>> begin Data supplied
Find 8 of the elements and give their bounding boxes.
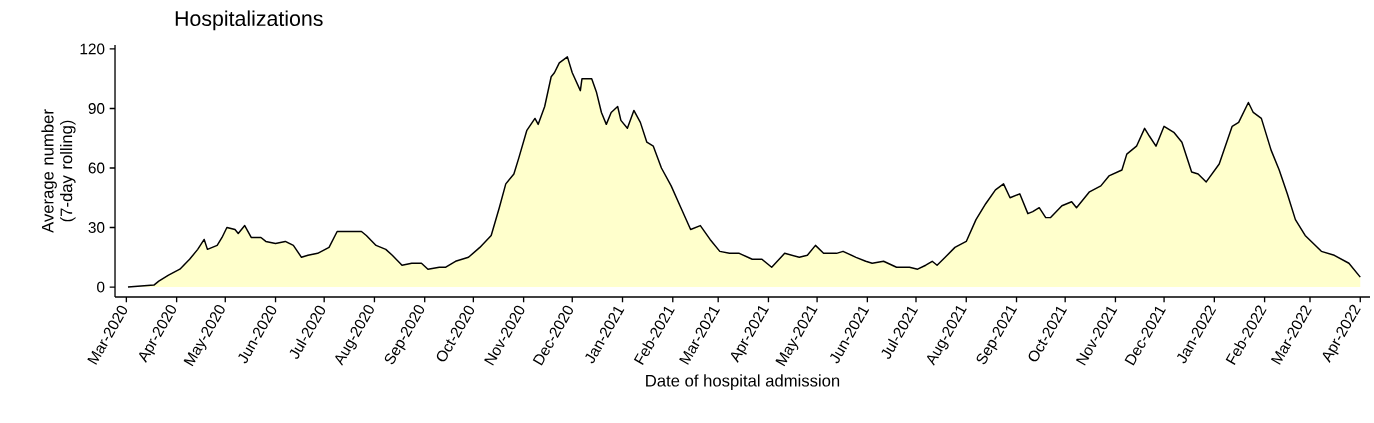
y-axis-title: Average number (7-day rolling) xyxy=(41,109,76,233)
chart-title: Hospitalizations xyxy=(175,10,323,31)
y-tick-label: 90 xyxy=(88,103,105,114)
y-tick-label: 0 xyxy=(97,281,105,293)
x-axis-title: Date of hospital admission xyxy=(646,374,840,390)
y-tick-label: 30 xyxy=(88,222,105,233)
y-tick-label: 120 xyxy=(80,43,105,55)
y-tick-label: 60 xyxy=(88,162,105,174)
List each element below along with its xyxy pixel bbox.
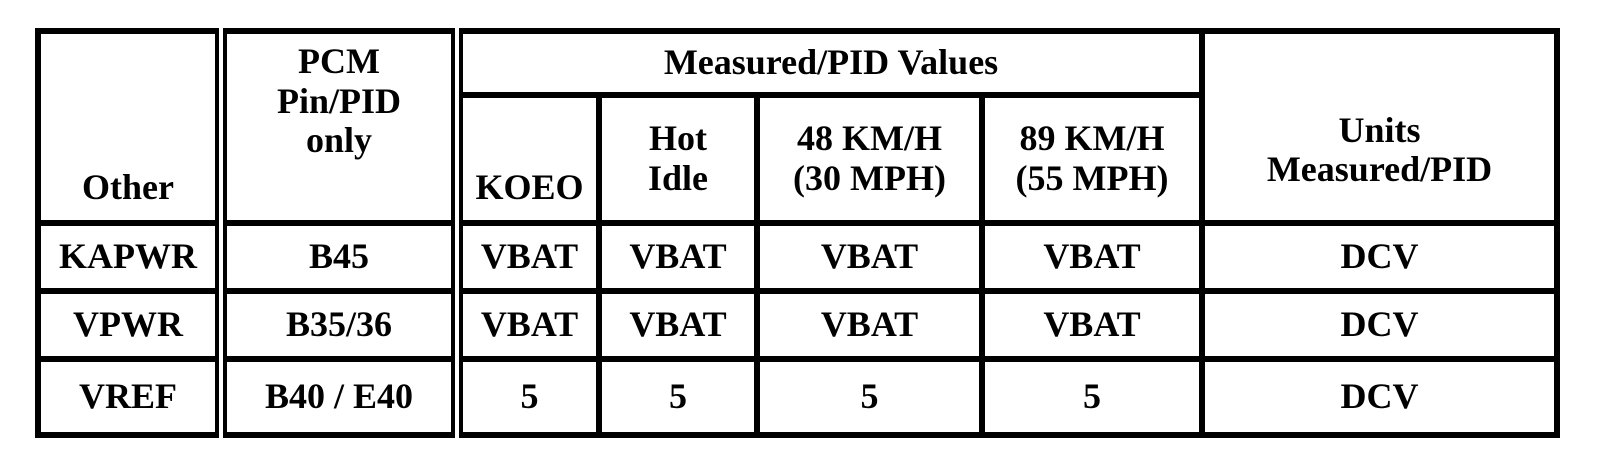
data-cell: 5 [454, 356, 602, 438]
header-cell: Other [35, 28, 227, 226]
header-cell: Measured/PID Values [454, 28, 1205, 98]
data-cell: VBAT [754, 220, 985, 294]
data-cell: VBAT [454, 288, 602, 362]
data-row: KAPWR B45 VBAT VBAT VBAT VBAT DCV [35, 220, 1560, 294]
data-cell: VBAT [454, 220, 602, 294]
header-row: Other PCM Pin/PID only Measured/PID Valu… [35, 28, 1560, 226]
data-cell: VBAT [979, 220, 1205, 294]
header-row: KOEO Hot Idle 48 KM/H (30 MPH) 89 KM/H (… [38, 92, 1557, 226]
data-cell: VBAT [754, 288, 985, 362]
data-cell: VBAT [979, 288, 1205, 362]
data-cell: 5 [596, 356, 760, 438]
data-cell: DCV [1199, 356, 1560, 438]
data-row: VPWR B35/36 VBAT VBAT VBAT VBAT DCV [35, 288, 1560, 362]
data-cell: B40 / E40 [218, 356, 463, 438]
header-cell: 48 KM/H (30 MPH) [754, 92, 985, 226]
data-cell: VPWR [35, 288, 227, 362]
data-cell: B45 [218, 220, 463, 294]
header-cell: PCM Pin/PID only [218, 28, 463, 226]
data-cell: DCV [1199, 220, 1560, 294]
spec-table: Other PCM Pin/PID only Measured/PID Valu… [35, 28, 1560, 438]
data-row: VREF B40 / E40 5 5 5 5 DCV [35, 356, 1560, 438]
header-cell: Hot Idle [596, 92, 760, 226]
header-cell: KOEO [454, 92, 602, 226]
header-cell: Units Measured/PID [1199, 28, 1560, 226]
header-cell: 89 KM/H (55 MPH) [979, 92, 1205, 226]
data-cell: 5 [754, 356, 985, 438]
data-cell: VBAT [596, 220, 760, 294]
data-cell: VBAT [596, 288, 760, 362]
data-cell: B35/36 [218, 288, 463, 362]
data-cell: KAPWR [35, 220, 227, 294]
data-cell: 5 [979, 356, 1205, 438]
data-cell: DCV [1199, 288, 1560, 362]
data-cell: VREF [35, 356, 227, 438]
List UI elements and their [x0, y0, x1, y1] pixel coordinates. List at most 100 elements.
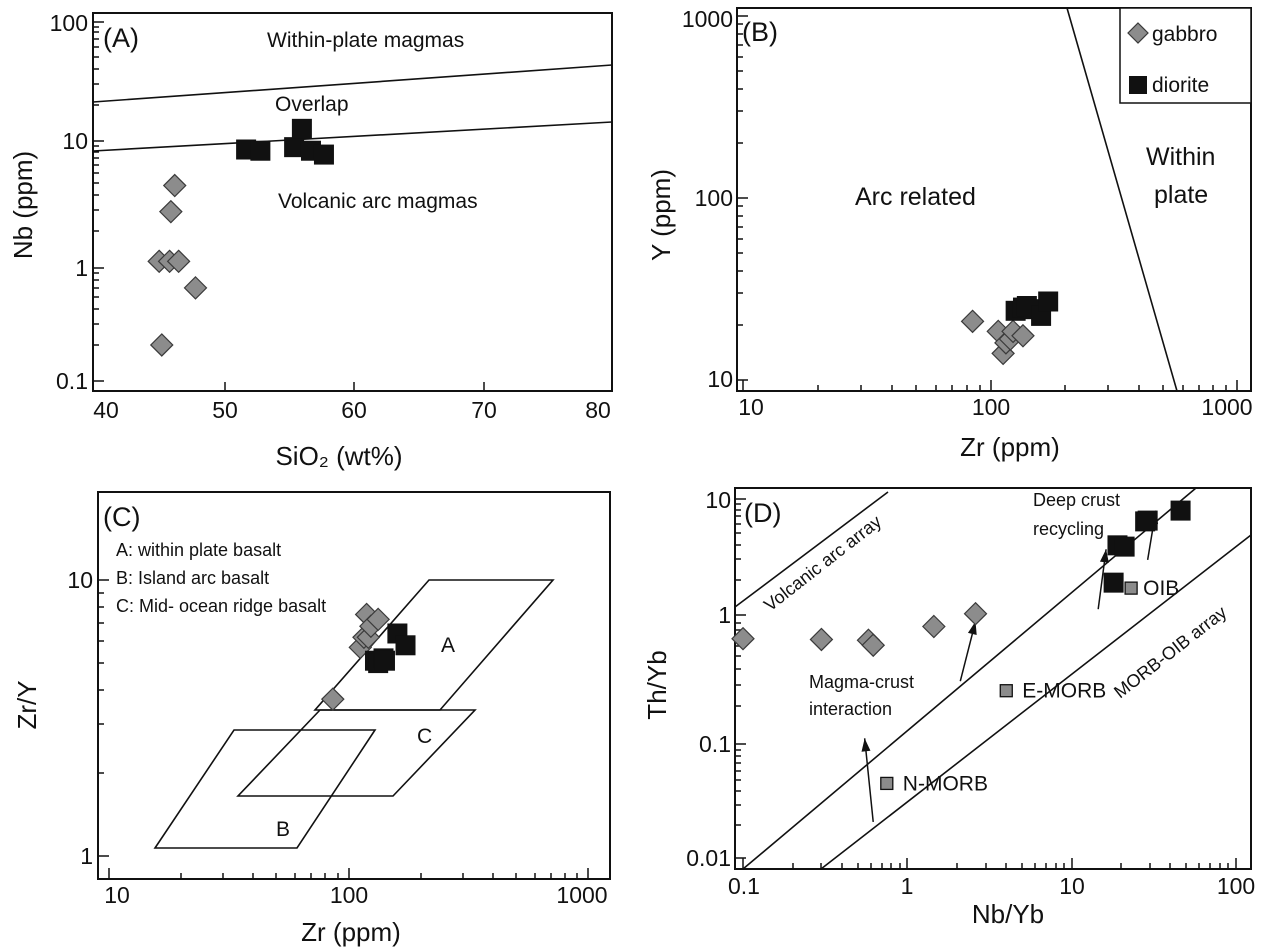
panel-a-y-ticks — [93, 21, 104, 382]
panel-d-xtick-3: 100 — [1217, 873, 1255, 899]
boundary-arc-within-plate — [1066, 7, 1178, 392]
region-within: Within — [1146, 143, 1215, 171]
diorite-point — [395, 635, 416, 656]
panel-b-x-ticks — [742, 380, 1238, 391]
region-overlap: Overlap — [275, 93, 349, 116]
panel-c-frame — [97, 491, 611, 880]
gabbro-point — [166, 249, 191, 274]
diorite-point — [1170, 500, 1191, 521]
gabbro-point — [922, 614, 946, 639]
panel-d: (D) Volcanic arc array MORB-OIB array De… — [642, 487, 1255, 929]
panel-c: (C) A: within plate basalt B: Island arc… — [12, 491, 611, 947]
panel-a-ytick-0: 0.1 — [56, 368, 88, 394]
panel-d-ytick-3: 10 — [705, 487, 731, 513]
panel-b-ytick-0: 10 — [707, 366, 733, 392]
panel-b-ylabel: Y (ppm) — [646, 169, 676, 261]
panel-c-ytick-0: 1 — [80, 843, 93, 869]
gabbro-point — [366, 607, 391, 632]
boundary-volcanic-arc-array — [734, 491, 889, 608]
annot-magma-crust: Magma-crust — [809, 672, 914, 692]
gabbro-point — [963, 601, 988, 626]
legend-diorite-marker — [1129, 76, 1147, 94]
panel-b-letter: (B) — [742, 17, 778, 47]
panel-d-ytick-1: 0.1 — [699, 731, 731, 757]
panel-c-x-ticks — [108, 868, 589, 879]
panel-c-ylabel: Zr/Y — [12, 680, 42, 729]
panel-c-letter: (C) — [103, 502, 140, 532]
field-c-morb — [236, 709, 477, 797]
panel-a-ytick-1: 1 — [75, 255, 88, 281]
panel-d-xlabel: Nb/Yb — [972, 899, 1044, 929]
gabbro-point — [183, 276, 208, 300]
panel-b-xlabel: Zr (ppm) — [960, 432, 1060, 462]
gabbro-point — [731, 626, 755, 651]
field-b-island-arc — [153, 729, 377, 849]
diorite-point — [291, 118, 312, 139]
panel-d-ylabel: Th/Yb — [642, 650, 672, 719]
panel-b: (B) Arc related Within plate gabbro dior… — [646, 6, 1253, 462]
reference-label-e-morb: E-MORB — [1022, 680, 1106, 703]
panel-b-xtick-0: 10 — [738, 394, 764, 420]
panel-b-xtick-2: 1000 — [1201, 394, 1252, 420]
boundary-within-plate — [92, 64, 613, 103]
panel-a-xlabel: SiO₂ (wt%) — [275, 441, 402, 471]
reference-point-n-morb — [880, 776, 894, 791]
gabbro-point — [162, 173, 187, 198]
panel-b-legend: gabbro diorite — [1119, 7, 1252, 104]
annot-recycling: recycling — [1033, 519, 1104, 539]
note-field-a: A: within plate basalt — [116, 540, 281, 560]
gabbro-point — [960, 309, 985, 334]
diorite-point — [1137, 510, 1158, 531]
region-volcanic-arc: Volcanic arc magmas — [278, 190, 478, 213]
panel-d-x-ticks — [742, 858, 1237, 869]
panel-a-xtick-4: 80 — [585, 397, 611, 423]
panel-d-xtick-1: 1 — [901, 873, 914, 899]
diorite-point — [1114, 536, 1135, 557]
gabbro-point — [1011, 323, 1035, 348]
panel-a-points — [147, 118, 334, 357]
boundary-morb-oib-lower — [820, 534, 1252, 870]
region-within-plate: Within-plate magmas — [267, 29, 464, 52]
field-a-label: A — [441, 634, 455, 657]
trend-arrow-head-0 — [861, 738, 871, 752]
panel-c-xlabel: Zr (ppm) — [301, 917, 401, 947]
panel-c-y-ticks — [98, 579, 109, 857]
diorite-point — [313, 144, 334, 165]
field-b-label: B — [276, 818, 290, 841]
field-a-within-plate — [313, 579, 555, 711]
reference-label-oib: OIB — [1143, 577, 1179, 600]
panel-d-points: N-MORB E-MORB OIB — [731, 500, 1191, 823]
panel-a-letter: (A) — [103, 23, 139, 53]
note-field-c: C: Mid- ocean ridge basalt — [116, 596, 326, 616]
panel-d-xtick-2: 10 — [1059, 873, 1085, 899]
annot-interaction: interaction — [809, 699, 892, 719]
diorite-point — [374, 650, 395, 671]
boundary-volcanic-arc — [92, 121, 613, 152]
reference-label-n-morb: N-MORB — [903, 772, 988, 795]
panel-b-ytick-1: 100 — [695, 185, 733, 211]
region-arc-related: Arc related — [855, 183, 976, 211]
panel-a-ytick-2: 10 — [62, 128, 88, 154]
panel-b-ytick-2: 1000 — [682, 6, 733, 32]
panel-b-points — [960, 291, 1059, 366]
panel-d-xtick-0: 0.1 — [728, 873, 760, 899]
note-field-b: B: Island arc basalt — [116, 568, 269, 588]
diorite-point — [250, 140, 271, 161]
panel-a-frame — [92, 12, 613, 392]
gabbro-point — [861, 633, 886, 658]
diorite-point — [1038, 291, 1059, 312]
panel-a: (A) Within-plate magmas Overlap Volcanic… — [8, 10, 613, 471]
panel-a-xtick-2: 60 — [341, 397, 367, 423]
legend-gabbro-label: gabbro — [1152, 23, 1217, 46]
legend-gabbro-marker — [1127, 22, 1149, 44]
annot-deep-crust: Deep crust — [1033, 490, 1120, 510]
trend-arrow-0 — [863, 738, 874, 823]
legend-diorite-label: diorite — [1152, 74, 1209, 97]
panel-d-ytick-0: 0.01 — [686, 845, 731, 871]
panel-c-xtick-2: 1000 — [556, 882, 607, 908]
trend-arrow-head-1 — [967, 621, 977, 636]
gabbro-point — [159, 199, 183, 224]
field-c-label: C — [417, 725, 432, 748]
panel-a-xtick-1: 50 — [212, 397, 238, 423]
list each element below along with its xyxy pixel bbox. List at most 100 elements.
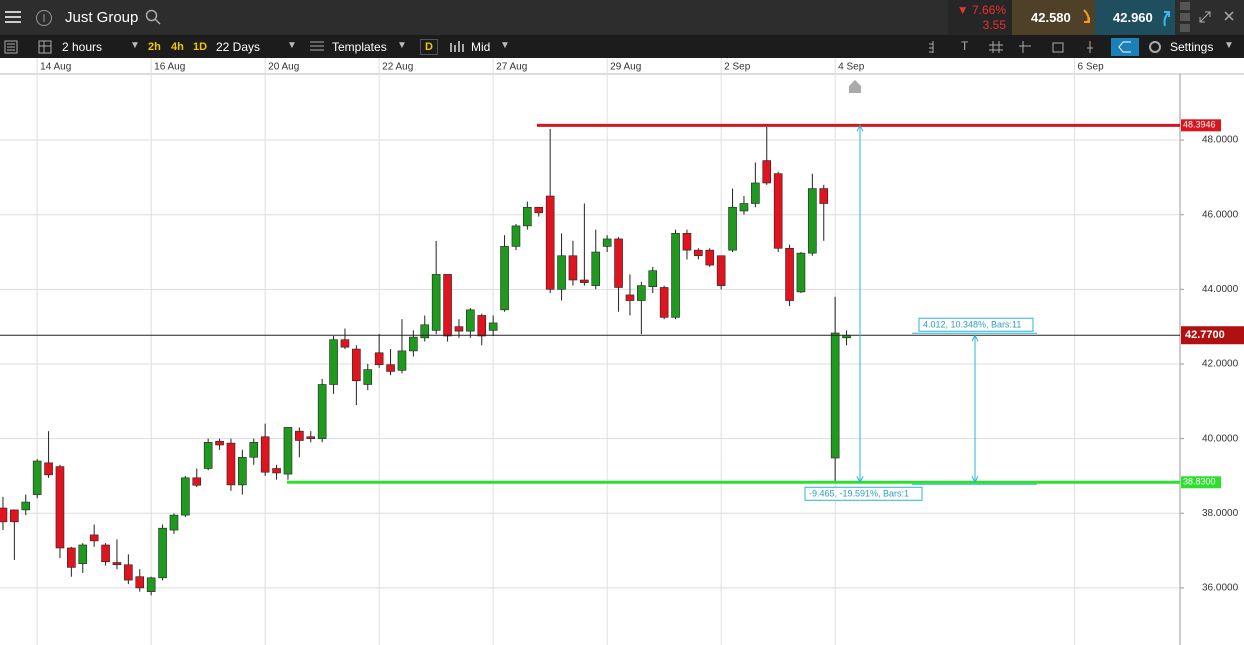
- buy-arrow: [1163, 11, 1170, 27]
- candle-body: [10, 509, 19, 523]
- price-label-box: [1181, 119, 1221, 132]
- d-button[interactable]: D: [420, 39, 438, 55]
- candle-body: [203, 442, 213, 469]
- range-select[interactable]: 22 Days: [216, 40, 261, 54]
- price-type-select[interactable]: Mid: [471, 40, 491, 54]
- candle-body: [751, 182, 760, 204]
- candle-body: [340, 339, 350, 348]
- drawing-tools[interactable]: T: [925, 38, 1140, 56]
- annotation: -9.465, -19.591%, Bars:1: [809, 489, 909, 499]
- candle-body: [705, 249, 715, 266]
- candle-body: [386, 364, 395, 372]
- settings-button[interactable]: Settings: [1170, 40, 1214, 54]
- candle-body: [78, 544, 88, 564]
- annotation-box: [918, 317, 1034, 332]
- candle-body: [637, 285, 646, 301]
- candle-body: [272, 468, 281, 474]
- candle-body: [226, 442, 236, 486]
- candle-body: [739, 203, 749, 212]
- candle-body: [420, 324, 430, 339]
- top-bar: Just Group ▼ 7.66% 3.55 42.580 42.960: [0, 0, 1244, 35]
- candle-body: [591, 251, 601, 286]
- sell-button[interactable]: 42.580: [1012, 0, 1095, 35]
- candle-body: [21, 501, 31, 511]
- change-pct: ▼ 7.66%: [956, 3, 1006, 17]
- candle-body: [101, 544, 110, 563]
- change-value: 3.55: [982, 18, 1006, 32]
- x-tick-label: 22 Aug: [382, 62, 413, 73]
- x-tick-label: 29 Aug: [610, 62, 641, 73]
- arrow-head: [971, 334, 979, 484]
- candle-body: [67, 547, 76, 568]
- dropdown-caret: ▼: [130, 40, 140, 51]
- candle-body: [158, 527, 167, 579]
- date-axis-bg: [0, 58, 1244, 74]
- candle-body: [363, 369, 373, 385]
- x-tick-label: 27 Aug: [496, 62, 527, 73]
- toolbar-icons[interactable]: [4, 40, 54, 54]
- candle-body: [568, 255, 578, 281]
- quick-interval[interactable]: 4h: [171, 41, 184, 53]
- candle-body: [89, 534, 99, 542]
- y-tick-label: 46.0000: [1202, 209, 1239, 220]
- quick-interval[interactable]: 1D: [193, 41, 208, 53]
- candle-body: [215, 440, 224, 446]
- candle-body: [374, 352, 384, 366]
- window-controls[interactable]: [1178, 0, 1244, 35]
- candle-body: [716, 255, 726, 286]
- instrument-name[interactable]: Just Group: [65, 9, 139, 26]
- candle-body: [545, 195, 555, 290]
- dropdown-caret: ▼: [500, 40, 510, 51]
- candle-body: [534, 206, 544, 214]
- candle-body: [762, 160, 772, 184]
- quick-interval[interactable]: 2h: [148, 41, 161, 53]
- x-tick-label: 2 Sep: [724, 62, 751, 73]
- sell-price: 42.580: [1031, 10, 1071, 25]
- x-tick-label: 16 Aug: [154, 62, 185, 73]
- y-tick-label: 36.0000: [1202, 583, 1239, 594]
- dropdown-caret: ▼: [397, 40, 407, 51]
- price-label: 38.8300: [1183, 477, 1216, 487]
- candle-body: [500, 246, 509, 311]
- dropdown-caret: ▼: [287, 40, 297, 51]
- candle-body: [352, 348, 361, 382]
- templates-button[interactable]: Templates: [332, 40, 387, 54]
- candle-body: [728, 206, 737, 251]
- candle-body: [557, 255, 566, 290]
- change-box: ▼ 7.66% 3.55: [948, 0, 1012, 35]
- candle-body: [0, 507, 8, 523]
- candle-body: [146, 577, 156, 592]
- candle-body: [55, 466, 65, 549]
- candle-body: [614, 238, 623, 288]
- candle-body: [648, 270, 658, 288]
- candle-body: [602, 238, 612, 247]
- templates-icon: [310, 41, 324, 51]
- candle-body: [454, 326, 464, 332]
- annotation-box: [804, 486, 923, 501]
- candle-body: [523, 206, 532, 227]
- dropdown-caret: ▼: [1224, 40, 1234, 51]
- price-label: 48.3946: [1183, 120, 1216, 130]
- candle-body: [135, 576, 145, 589]
- link-icon[interactable]: [35, 9, 53, 27]
- time-marker: [849, 80, 861, 93]
- price-label-box: [1181, 476, 1221, 489]
- candle-body: [808, 188, 817, 254]
- candle-body: [306, 436, 316, 439]
- search-icon[interactable]: [145, 9, 161, 25]
- candle-body: [819, 188, 829, 204]
- candle-body: [625, 294, 635, 301]
- candle-body: [192, 477, 202, 486]
- candle-body: [431, 274, 441, 331]
- candle-body: [124, 564, 133, 581]
- candle-body: [511, 225, 521, 247]
- current-price-label: 42.7700: [1185, 329, 1225, 341]
- candle-body: [488, 322, 498, 331]
- buy-button[interactable]: 42.960: [1095, 0, 1175, 35]
- candle-body: [796, 252, 806, 293]
- candle-body: [671, 233, 680, 318]
- candle-body: [260, 436, 270, 473]
- interval-select[interactable]: 2 hours: [62, 40, 103, 54]
- menu-icon[interactable]: [5, 10, 21, 24]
>> end Data supplied
Work instructions ▸
Copy everything from the line containing "y-axis-title: Average number" down to the line containing "List UI elements" in the records, substituting "Warm Idle" for every "Hot Idle" and changing nothing else. Leave out the pictures.

Right answer ▸
y-axis-title: Average number (7-day rolling) xyxy=(41,109,76,233)
chart-title: Hospitalizations xyxy=(175,10,323,31)
y-tick-label: 90 xyxy=(88,103,105,114)
y-tick-label: 0 xyxy=(97,281,105,293)
x-axis-title: Date of hospital admission xyxy=(646,374,840,390)
y-tick-label: 30 xyxy=(88,222,105,233)
y-tick-label: 120 xyxy=(80,43,105,55)
y-tick-label: 60 xyxy=(88,162,105,174)
List each element below along with its xyxy pixel bbox.
data-cell: 5 [454, 356, 602, 438]
header-cell: Other [35, 28, 227, 226]
header-cell: Measured/PID Values [454, 28, 1205, 98]
data-cell: VBAT [754, 220, 985, 294]
data-cell: VBAT [454, 288, 602, 362]
data-row: KAPWR B45 VBAT VBAT VBAT VBAT DCV [35, 220, 1560, 294]
data-cell: VBAT [454, 220, 602, 294]
header-row: Other PCM Pin/PID only Measured/PID Valu… [35, 28, 1560, 226]
data-cell: VBAT [979, 220, 1205, 294]
header-row: KOEO Warm Idle 48 KM/H (30 MPH) 89 KM/H (… [38, 92, 1557, 226]
data-cell: VBAT [754, 288, 985, 362]
data-cell: VBAT [979, 288, 1205, 362]
data-cell: 5 [596, 356, 760, 438]
data-cell: DCV [1199, 356, 1560, 438]
data-row: VPWR B35/36 VBAT VBAT VBAT VBAT DCV [35, 288, 1560, 362]
data-cell: B40 / E40 [218, 356, 463, 438]
header-cell: 48 KM/H (30 MPH) [754, 92, 985, 226]
data-cell: VPWR [35, 288, 227, 362]
data-cell: B45 [218, 220, 463, 294]
header-cell: PCM Pin/PID only [218, 28, 463, 226]
data-cell: DCV [1199, 220, 1560, 294]
spec-table: Other PCM Pin/PID only Measured/PID Valu… [35, 28, 1560, 438]
data-row: VREF B40 / E40 5 5 5 5 DCV [35, 356, 1560, 438]
header-cell: Warm Idle [596, 92, 760, 226]
header-cell: KOEO [454, 92, 602, 226]
header-cell: Units Measured/PID [1199, 28, 1560, 226]
header-cell: 89 KM/H (55 MPH) [979, 92, 1205, 226]
data-cell: 5 [754, 356, 985, 438]
data-cell: VBAT [596, 220, 760, 294]
data-cell: VBAT [596, 288, 760, 362]
data-cell: B35/36 [218, 288, 463, 362]
data-cell: KAPWR [35, 220, 227, 294]
data-cell: 5 [979, 356, 1205, 438]
data-cell: DCV [1199, 288, 1560, 362]
data-cell: VREF [35, 356, 227, 438]
List UI elements and their [x0, y0, x1, y1] pixel coordinates. List at most 100 elements.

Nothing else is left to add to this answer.